AIM: Continue the passage on Christopher Boehm and egalitarian origins, starting right after its final sentence.

EXTRACT:
┌──

CHRISTOPHER BOEHM’S HIERARCHY IN THE FOREST

"I’m going to explain what the current synthesis version of egalitarian origins is, and why most people with enough expertise to have an informed opinion believe in it, despite knowing all of the evidence that Graebgrow cite in this chapter as if to disprove it.

And this is really important for readers of Dawn of Everything, because Graeber and Wengrow attack the idea of egalitarian origins without ever explaining to us the logic behind it. And as a result it makes it seem like the people who believe in egalitarian origins are just stupid or in denial or something.

Now, our current understanding of what our original social structures were like in terms of presence or absence of dominance hierarchy, is largely a synthesis of the work of Christopher Boehm and Sarah Hrdy, plus some psychology and game theory research done over the last few decades, done on people from societies from around the world.

Christopher Boehm tells us that the Hobbes vs Rousseau debate about whether humans are innately cooperative or competitive is a red herring. The Rousseauian idea of humans as inherently good natured cooperative egalitarian smurfs and the hobbesian Gargamel view of human nature as selfish, competitive and hierarchical are not in conflict – they’re both correct.

We all have a tendency to want advantages over others, and therefore to be at the top of a dominance hierarchy – but we also innately hate being dominated and exploited by others and we will do what we can to prevent it if we can, which usually means teaming up with others to stop would-be dominators. It’s the conditions that we find ourselves in, that either give some people an advantage that they can use in their quest to dominate others – or else that give the advantage to the people who are trying to resist domination. And as it happens, the conditions that our earliest ancestors lived in were such that we were able to successfully form coalitions to resist domination – at least for a the first 95% of so of our existence, and the result was egalitarian societies where everyone has equal decision-making power.

└──

RECORD EXTRACTS:
┌──

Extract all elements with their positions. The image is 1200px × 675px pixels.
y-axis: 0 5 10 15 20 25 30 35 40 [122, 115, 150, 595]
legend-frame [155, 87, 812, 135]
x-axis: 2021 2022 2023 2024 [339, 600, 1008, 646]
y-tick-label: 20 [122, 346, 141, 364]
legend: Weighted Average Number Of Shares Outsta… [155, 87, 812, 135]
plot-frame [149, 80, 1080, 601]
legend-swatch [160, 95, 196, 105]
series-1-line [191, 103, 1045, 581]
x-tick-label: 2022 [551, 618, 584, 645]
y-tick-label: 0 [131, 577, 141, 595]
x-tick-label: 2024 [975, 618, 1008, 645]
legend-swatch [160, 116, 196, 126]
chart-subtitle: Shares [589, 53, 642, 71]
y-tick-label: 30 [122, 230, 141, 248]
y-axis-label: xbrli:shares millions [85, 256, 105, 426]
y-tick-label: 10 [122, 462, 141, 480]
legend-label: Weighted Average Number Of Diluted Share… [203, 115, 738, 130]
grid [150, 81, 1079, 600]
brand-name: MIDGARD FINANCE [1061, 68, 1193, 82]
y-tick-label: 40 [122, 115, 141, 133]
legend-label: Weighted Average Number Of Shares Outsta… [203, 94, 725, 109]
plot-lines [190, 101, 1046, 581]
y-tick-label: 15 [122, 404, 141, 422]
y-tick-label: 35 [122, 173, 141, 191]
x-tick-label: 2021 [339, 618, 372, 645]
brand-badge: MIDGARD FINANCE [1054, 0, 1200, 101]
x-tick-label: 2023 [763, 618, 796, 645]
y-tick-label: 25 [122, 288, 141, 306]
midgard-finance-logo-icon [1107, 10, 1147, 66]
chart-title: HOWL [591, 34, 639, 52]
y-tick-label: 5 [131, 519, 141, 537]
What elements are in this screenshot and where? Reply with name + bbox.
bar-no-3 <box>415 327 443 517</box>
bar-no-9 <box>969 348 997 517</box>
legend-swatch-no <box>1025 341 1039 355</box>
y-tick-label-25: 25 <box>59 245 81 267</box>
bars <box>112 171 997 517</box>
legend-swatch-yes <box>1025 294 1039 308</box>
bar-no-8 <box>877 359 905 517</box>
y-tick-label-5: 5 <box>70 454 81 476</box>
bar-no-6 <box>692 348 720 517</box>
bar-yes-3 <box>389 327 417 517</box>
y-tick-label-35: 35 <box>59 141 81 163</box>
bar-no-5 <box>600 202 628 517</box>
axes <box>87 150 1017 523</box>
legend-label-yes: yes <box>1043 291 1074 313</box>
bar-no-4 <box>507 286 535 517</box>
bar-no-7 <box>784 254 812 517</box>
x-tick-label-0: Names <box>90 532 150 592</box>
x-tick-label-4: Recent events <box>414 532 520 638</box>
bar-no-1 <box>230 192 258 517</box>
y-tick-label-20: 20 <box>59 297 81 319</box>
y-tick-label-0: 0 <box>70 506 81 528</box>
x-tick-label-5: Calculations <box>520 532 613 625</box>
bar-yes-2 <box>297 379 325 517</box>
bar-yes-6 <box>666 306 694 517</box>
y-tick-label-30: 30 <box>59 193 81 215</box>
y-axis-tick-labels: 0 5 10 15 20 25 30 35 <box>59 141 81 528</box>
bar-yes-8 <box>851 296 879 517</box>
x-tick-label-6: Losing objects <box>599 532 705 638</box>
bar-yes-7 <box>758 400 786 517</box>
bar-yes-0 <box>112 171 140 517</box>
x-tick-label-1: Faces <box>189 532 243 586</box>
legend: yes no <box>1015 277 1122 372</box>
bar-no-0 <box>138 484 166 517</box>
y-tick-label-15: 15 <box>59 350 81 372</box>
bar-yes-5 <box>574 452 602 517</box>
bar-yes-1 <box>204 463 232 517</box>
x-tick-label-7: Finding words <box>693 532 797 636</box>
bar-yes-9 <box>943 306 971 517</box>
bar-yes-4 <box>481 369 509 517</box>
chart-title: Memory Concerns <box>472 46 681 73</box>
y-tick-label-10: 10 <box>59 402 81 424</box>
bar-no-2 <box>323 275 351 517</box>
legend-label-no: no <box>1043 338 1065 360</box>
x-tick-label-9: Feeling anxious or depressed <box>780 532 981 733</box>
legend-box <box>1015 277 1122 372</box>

└──

ANSWER TO THIS PROBLEM:
One of the practical conditions of our earliest ancestors which allowed people resisting hierarchy to win the day of would be dominators was the invention of lethal projectile weapons by our homo erectus ancestors.

Once jimmy homo erectus invented lethal projectile weapons, it was no longer possible for alpha males to maintain the types of dominance hierarchies that we see in our chimpanzee and gorilla cousins today – because even the wimpiest pee-wee herman homo erectus cold just kill off the biggest macho man high T alpha man with a spear from a safe distance. An Boehm doesn’t mention it, but this would later on extend to poisons and poisoned projectile weapons, which could be used by women as well.

Graeber and Wengrow don’t mention it, but Boehm calls this process of killing off the alpha males and of banding together to prevent domination the “egalitarian revolution” – and this revolution is how Boehm believes that we became human beings. The physical features that we see in animals where men compete with eachother for dominance like males being a lot bigger than females, or like giant fangs or canines, or thick brow ridges to prevent our skulls from getting crushed from blows to the face – these traits fade out over the millenia and almost disappear by the time our modern ancestors appear on the scene 300,000 years ago. Basically, alpha male dominant types just kept getting themselves killed over and over, and people had to learn to cooperate on an egalitarian basis if they didn’t want to get merked by pissed off pee wees and womens.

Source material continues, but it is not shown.